__GESTELLTE AUFGABE 1__: Prüfe, ob die folgenden Aussagen mit dem Text über den Velokurier Luzern übereinstimmen: (a) Christoph Masoner ist heute 60 Jahre alt. (b) Der Velokurier Luzern hat sich vor 30 Jahren mit den SBB auf eine gemeinsame Transportlösung geeinigt. (c) Masoner leitet mit der «swissconnect ag» eine Plattform in Zürich. Beantworte jede Aussage mit Ja oder Nein und führe die entscheidenden Worte des Textes wörtlich an.
__GESTELLTE AUFGABE 2__: Schreibe den Text über den Velokurier Luzern im Anschluss an seinen letzten Satz weiter.

__DOKUMENTABSCHNITT__:

Einblick in ein Leben auf zwei Rädern

Velokurier Luzern: «Ich lag wie ein Käfer auf dem Rücken»

Der heute 60-jährige Österreicher Christoph Masoner leistet seit über 30 Jahren Pionierarbeit für den Velokurier Luzern.

Vor 25 Jahren einigte sich der Velokurier Luzern mit den SBB auf eine gemeinsame Transportlösung. Damit brach die Branche aus den lokalen Mauern hinaus in die gesamte Schweiz und steht nun davor, ins Ausland zu expandieren. Christoph Masoner erinnert sich.

Luzerner Velokuriere gehören zu den Pionieren ihrer Branche. Sie waren die ersten auf dem Schweizer Markt, wehrten sich gegen das Postmonopol und dürfen sich nun nach Mitteleuropa orientieren. Christoph Masoner war während dieser gesamten Entwicklungszeit mittendrin und leitet heute mit der «swissconnect ag» die zentrale Plattform der Schweizer Velokuriere in Luzern. Seine Geschichte zeigt, welche Hürden es dazu nicht nur im Strassenverkehr zu bewältigen gab und weshalb Velokurieren manchmal der Ruf nachhängt «zu spinnen».

__AUSZÜGE DER DATENSÄTZE__:

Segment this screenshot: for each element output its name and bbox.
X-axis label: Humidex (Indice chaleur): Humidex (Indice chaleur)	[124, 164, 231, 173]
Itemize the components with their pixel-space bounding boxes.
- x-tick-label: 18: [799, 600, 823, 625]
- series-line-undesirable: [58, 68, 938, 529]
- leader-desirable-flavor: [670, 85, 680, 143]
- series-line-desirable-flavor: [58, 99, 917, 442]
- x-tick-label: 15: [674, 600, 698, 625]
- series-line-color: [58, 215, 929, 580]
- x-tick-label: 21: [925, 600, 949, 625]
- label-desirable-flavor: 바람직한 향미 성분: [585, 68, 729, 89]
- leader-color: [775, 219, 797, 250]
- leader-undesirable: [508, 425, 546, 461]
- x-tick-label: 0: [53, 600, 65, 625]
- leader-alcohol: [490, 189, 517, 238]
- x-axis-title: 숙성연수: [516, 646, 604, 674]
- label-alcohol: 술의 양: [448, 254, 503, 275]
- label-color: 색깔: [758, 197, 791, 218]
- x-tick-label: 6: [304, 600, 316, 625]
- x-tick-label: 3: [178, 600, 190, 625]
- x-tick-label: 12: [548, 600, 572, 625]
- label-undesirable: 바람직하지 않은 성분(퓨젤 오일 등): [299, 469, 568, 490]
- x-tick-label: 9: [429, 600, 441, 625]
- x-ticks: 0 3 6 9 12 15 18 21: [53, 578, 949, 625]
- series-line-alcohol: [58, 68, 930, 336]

__ANTWORT 1__:
(a) Ja: «Der heute 60-jährige Österreicher Christoph Masoner»
(b) Nein: «Vor 25 Jahren einigte sich der Velokurier Luzern mit den SBB auf eine gemeinsame Transportlösung.»
(c) Nein: «leitet heute mit der «swissconnect ag» die zentrale Plattform der Schweizer Velokuriere in Luzern»

__ANTWORT 2__:
Wie ein Käfer auf dem Rücken

Christoph Masoner ist Mitte zwanzig, als er in einem Buchhandlungs-Vertrieb in Wien seinen Zivildienst absolviert. «Zusammen mit einem Transporteur lieferten wir Bücher per Lieferwagen aus.» Masoner bekommt mit, dass der Transporteur acht Schilling für die Lieferung nimmt und bietet seinem Chef an, es für sechs zu machen. «Ich hatte damals schon ein Mountainbike und war viel mit dem Velo unterwegs.» Der Chef traut Masoner nicht und fordert ihn zur Probe. «Ich müsse vom dritten Stock durch das Treppenhaus runterfahren. Wenn ich das erfolgreich bestehe, könne ich ausliefern.»

Wiener Gebäude haben sehr hohe Räume und sehr steile Treppen. Das habe er durch Studienjobs als Umzugshelfer schon gewusst, sagt Masoner, der sich dem waghalsigen Test stellt. «Die ersten anderthalb Stockwerke habe ich geschafft, beim Zwischengeschoss warf es mich ab.» Der Chef habe hinunterrufend gefragt, ob alles in Ordnung sei. «Ich lag wie ein Käfer auf dem Rücken und rief hoch: Alles gut!» Der Chef habe nicht gesehen, «dass es mich auf den Latz geschmissen hat», erzählt Masoner. So wurde der erste Wiener Velokurier geboren. Mit zwei Sacktaschen und einer Kiste auf dem Gepäckträger fing er an und landete alsbald in Luzern, wo zwei Jahre später der erste Velokurier der Schweiz entstand.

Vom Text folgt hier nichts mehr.